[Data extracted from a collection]
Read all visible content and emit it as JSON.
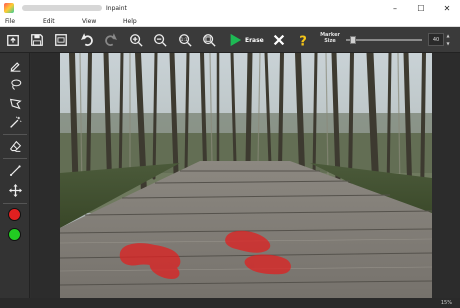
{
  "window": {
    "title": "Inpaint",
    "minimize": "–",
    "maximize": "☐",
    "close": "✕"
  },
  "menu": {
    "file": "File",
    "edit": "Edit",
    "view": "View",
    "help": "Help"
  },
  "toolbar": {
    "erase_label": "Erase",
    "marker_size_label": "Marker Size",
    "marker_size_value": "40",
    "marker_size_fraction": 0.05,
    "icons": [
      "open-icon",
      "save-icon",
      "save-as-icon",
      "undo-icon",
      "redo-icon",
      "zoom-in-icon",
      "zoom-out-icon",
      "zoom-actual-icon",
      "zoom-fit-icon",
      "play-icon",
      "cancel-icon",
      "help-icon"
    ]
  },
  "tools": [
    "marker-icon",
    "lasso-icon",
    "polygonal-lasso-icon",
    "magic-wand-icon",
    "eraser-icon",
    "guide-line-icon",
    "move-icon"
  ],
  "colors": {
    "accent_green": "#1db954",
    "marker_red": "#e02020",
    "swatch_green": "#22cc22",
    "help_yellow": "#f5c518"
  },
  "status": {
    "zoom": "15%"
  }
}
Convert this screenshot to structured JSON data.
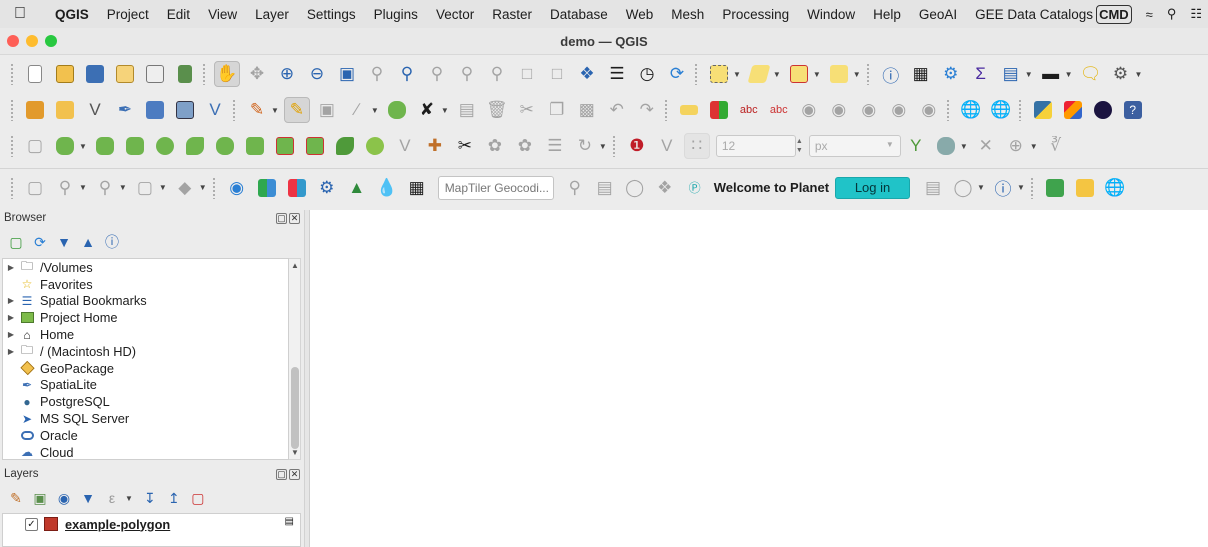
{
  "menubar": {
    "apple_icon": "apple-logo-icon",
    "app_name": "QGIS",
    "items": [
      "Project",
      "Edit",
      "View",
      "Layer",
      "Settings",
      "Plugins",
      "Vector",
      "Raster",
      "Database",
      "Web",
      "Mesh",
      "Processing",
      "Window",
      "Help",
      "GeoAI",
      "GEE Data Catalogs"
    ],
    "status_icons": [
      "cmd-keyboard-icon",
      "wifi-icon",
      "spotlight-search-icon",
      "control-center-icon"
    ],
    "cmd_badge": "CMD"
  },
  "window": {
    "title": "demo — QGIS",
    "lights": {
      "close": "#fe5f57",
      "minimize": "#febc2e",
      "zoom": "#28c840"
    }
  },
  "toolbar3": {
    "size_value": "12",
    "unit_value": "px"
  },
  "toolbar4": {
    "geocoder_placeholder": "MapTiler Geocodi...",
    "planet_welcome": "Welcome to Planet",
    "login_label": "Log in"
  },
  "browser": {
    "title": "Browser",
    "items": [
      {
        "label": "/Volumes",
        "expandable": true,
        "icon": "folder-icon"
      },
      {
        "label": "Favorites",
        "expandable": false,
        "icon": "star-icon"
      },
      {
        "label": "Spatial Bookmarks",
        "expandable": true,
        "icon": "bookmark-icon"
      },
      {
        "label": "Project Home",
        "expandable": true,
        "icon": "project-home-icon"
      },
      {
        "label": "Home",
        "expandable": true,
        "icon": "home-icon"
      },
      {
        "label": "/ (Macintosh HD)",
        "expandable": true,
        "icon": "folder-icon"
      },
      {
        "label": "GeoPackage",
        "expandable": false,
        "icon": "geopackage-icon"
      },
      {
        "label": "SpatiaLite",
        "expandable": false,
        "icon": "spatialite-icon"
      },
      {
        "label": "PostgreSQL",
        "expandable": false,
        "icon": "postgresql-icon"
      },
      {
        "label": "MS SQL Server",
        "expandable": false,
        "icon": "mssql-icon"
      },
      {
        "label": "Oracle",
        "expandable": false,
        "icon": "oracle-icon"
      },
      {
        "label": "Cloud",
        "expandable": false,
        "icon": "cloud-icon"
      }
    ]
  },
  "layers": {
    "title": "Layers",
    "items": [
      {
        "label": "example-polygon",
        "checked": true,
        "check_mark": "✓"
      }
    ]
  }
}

__INSTRUCTIONS FOR THE TASK__
Out of the records, collect only those lines that contain the string "title".

__ANSWER BELOW__
    "title": "Inpaint",
    "title": "demo — QGIS",
    "title": "Browser",
    "title": "Layers",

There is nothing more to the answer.